Data records:
━━━━

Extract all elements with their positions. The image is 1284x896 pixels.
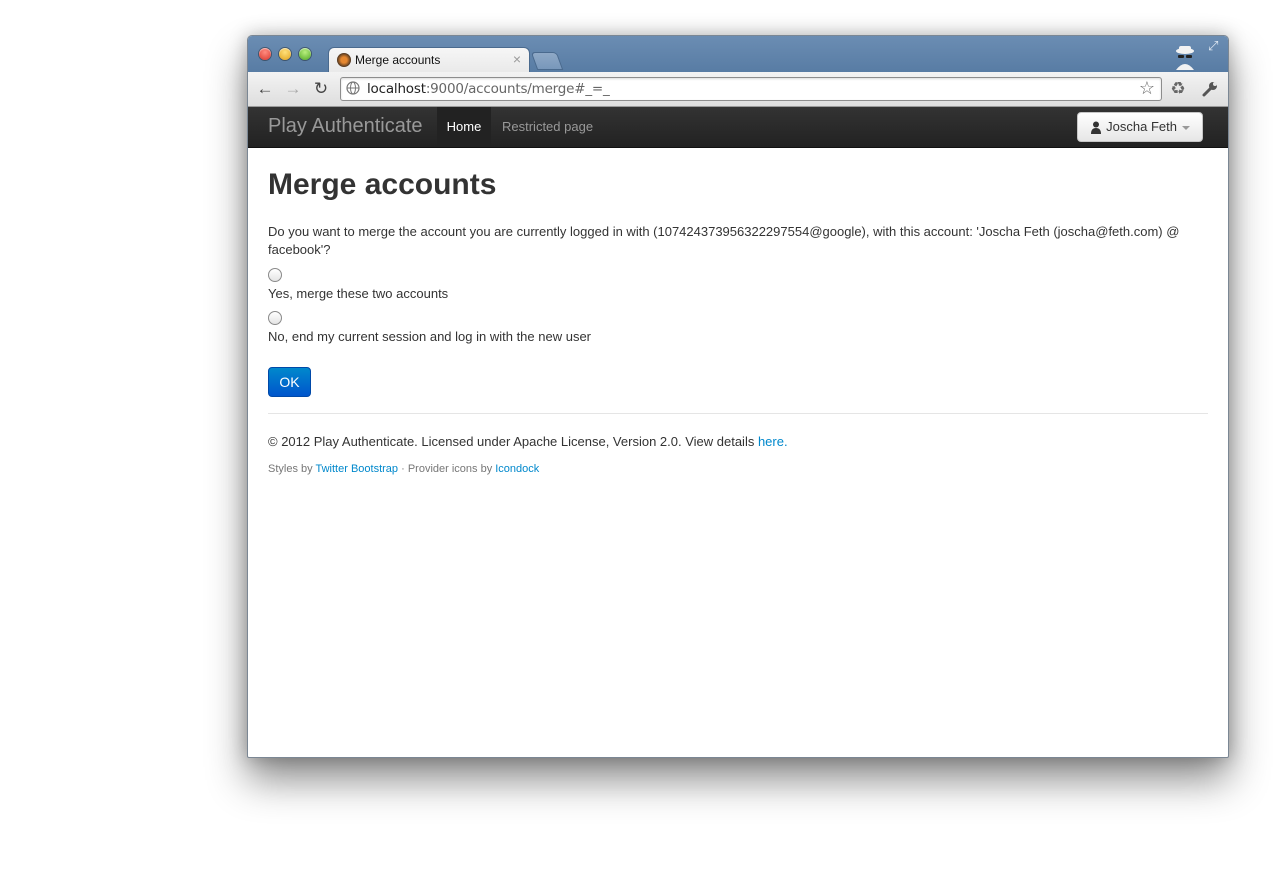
ok-button[interactable]: OK [268,367,311,397]
divider [268,413,1208,414]
page-title: Merge accounts [268,168,497,201]
icons-prefix: · Provider icons by [398,463,496,475]
close-window-button[interactable] [259,48,271,60]
bookmark-star-icon[interactable]: ☆ [1139,78,1155,99]
radio-merge-yes-label[interactable]: Yes, merge these two accounts [268,286,448,301]
nav-item-restricted-page[interactable]: Restricted page [502,107,593,147]
license-details-link[interactable]: here. [758,434,788,449]
back-button[interactable]: ← [255,79,275,99]
reload-button[interactable]: ↻ [311,79,331,99]
recycle-extension-icon[interactable]: ♻ [1168,79,1188,99]
twitter-bootstrap-link[interactable]: Twitter Bootstrap [316,463,399,475]
url-text: localhost:9000/accounts/merge#_=_ [367,81,610,97]
user-icon [1091,121,1102,134]
site-navbar: Play Authenticate Home Restricted page J… [248,107,1228,148]
minimize-window-button[interactable] [279,48,291,60]
fullscreen-icon[interactable]: ⤢ [1208,38,1222,53]
globe-icon [346,81,360,95]
incognito-icon [1176,46,1194,70]
url-path: :9000/accounts/merge#_=_ [425,81,610,97]
styles-prefix: Styles by [268,463,316,475]
browser-toolbar: ← → ↻ localhost:9000/accounts/merge#_=_ … [248,72,1228,107]
radio-merge-no[interactable] [268,311,282,325]
radio-merge-no-label[interactable]: No, end my current session and log in wi… [268,329,591,344]
copyright-text: © 2012 Play Authenticate. Licensed under… [268,434,758,449]
chevron-down-icon [1182,126,1190,130]
wrench-icon[interactable] [1200,79,1220,99]
url-host: localhost [367,81,426,97]
merge-prompt: Do you want to merge the account you are… [268,224,1180,257]
favicon-icon [337,53,351,67]
tab-title: Merge accounts [355,53,441,67]
credits: Styles by Twitter Bootstrap · Provider i… [268,463,539,475]
forward-button[interactable]: → [283,79,303,99]
zoom-window-button[interactable] [299,48,311,60]
brand-link[interactable]: Play Authenticate [268,115,423,138]
icondock-link[interactable]: Icondock [495,463,539,475]
tab-strip: Merge accounts × ⤢ [248,36,1228,73]
nav-item-home[interactable]: Home [437,107,491,147]
tab-close-icon[interactable]: × [513,51,521,67]
radio-merge-yes[interactable] [268,268,282,282]
tab-merge-accounts[interactable]: Merge accounts × [328,47,530,73]
user-name: Joscha Feth [1106,119,1177,134]
address-bar[interactable]: localhost:9000/accounts/merge#_=_ ☆ [340,77,1162,101]
copyright: © 2012 Play Authenticate. Licensed under… [268,434,788,449]
browser-window: Merge accounts × ⤢ ← → ↻ localhost:9000/… [247,35,1229,758]
user-menu-button[interactable]: Joscha Feth [1077,112,1203,142]
new-tab-button[interactable] [530,52,564,70]
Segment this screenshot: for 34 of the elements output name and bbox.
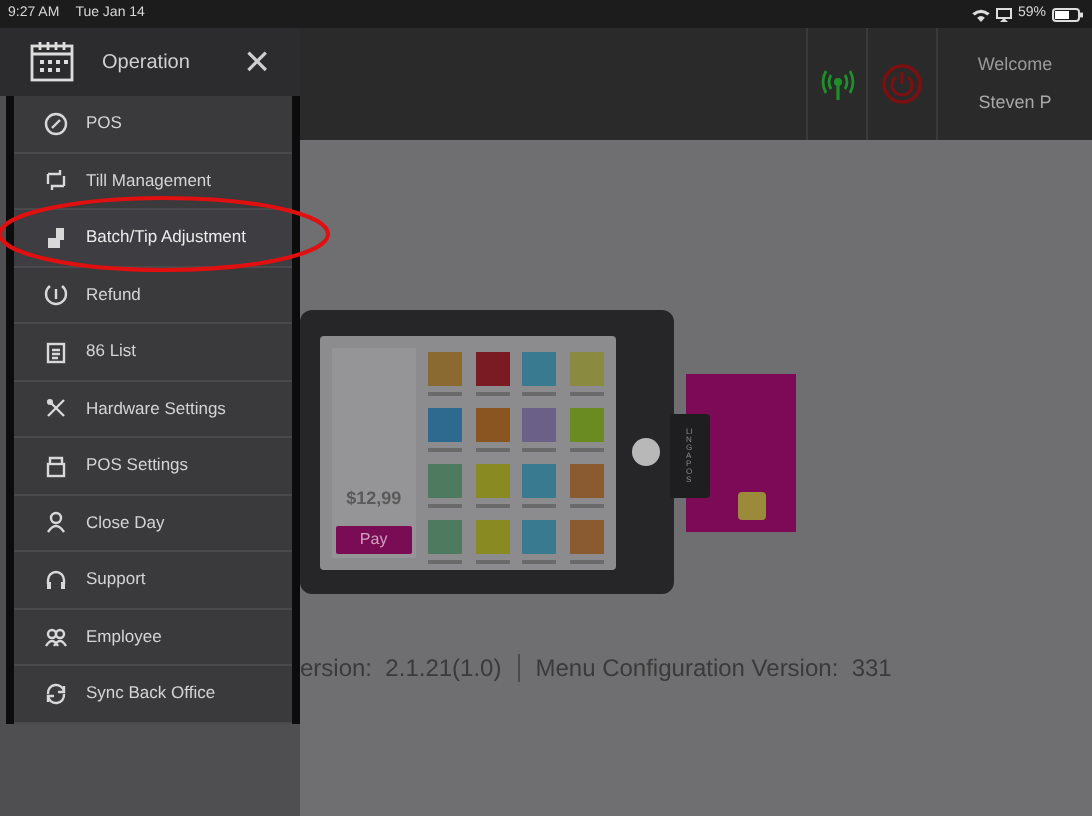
menu-item[interactable]: Close Day (14, 495, 292, 552)
welcome-label: Welcome (977, 52, 1053, 78)
headset-icon (44, 567, 68, 592)
sidebar-title: Operation (102, 49, 190, 77)
printer-icon (44, 453, 68, 478)
wifi-icon (971, 7, 990, 21)
menu-item[interactable]: Refund (14, 267, 292, 324)
home-button-icon (632, 438, 660, 466)
menu-version: Menu Configuration Version: 331 (535, 652, 892, 686)
menu-item[interactable]: 86 List (14, 324, 292, 381)
menu-item[interactable]: Sync Back Office (14, 666, 292, 723)
people-icon (44, 624, 68, 649)
gauge-icon (44, 111, 68, 136)
clipboard-icon (44, 339, 68, 364)
menu-item[interactable]: POS Settings (14, 438, 292, 495)
menu-item[interactable]: Till Management (14, 153, 292, 210)
arrows-icon (44, 168, 68, 193)
person-icon (44, 510, 68, 535)
close-button[interactable]: × (244, 40, 270, 84)
antenna-icon[interactable] (819, 68, 855, 100)
menu-item[interactable]: Support (14, 552, 292, 609)
screen-icon (995, 7, 1012, 21)
menu-item[interactable]: POS (14, 96, 292, 153)
menu-item[interactable]: Batch/Tip Adjustment (14, 210, 292, 267)
battery-icon (1052, 7, 1084, 21)
user-name: Steven P (978, 89, 1052, 115)
calendar-icon (30, 42, 74, 82)
sync-icon (44, 681, 68, 706)
menu-item[interactable]: Employee (14, 609, 292, 666)
app-version: ersion: 2.1.21(1.0) (300, 652, 502, 686)
menu-item[interactable]: Hardware Settings (14, 381, 292, 438)
tools-icon (44, 396, 68, 421)
price-label: $12,99 (346, 486, 402, 512)
chip-icon (738, 491, 766, 519)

━━━━

**Exercise description:**
Show every line of the entries above that contains the word "Play", matching its case exactly.

**Worked solution:**
site-navbar: Play Authenticate Home Restricted page J… [248,107,1228,148]
copyright-text: © 2012 Play Authenticate. Licensed under… [268,434,758,449]
brand-link[interactable]: Play Authenticate [268,115,423,138]
copyright: © 2012 Play Authenticate. Licensed under… [268,434,788,449]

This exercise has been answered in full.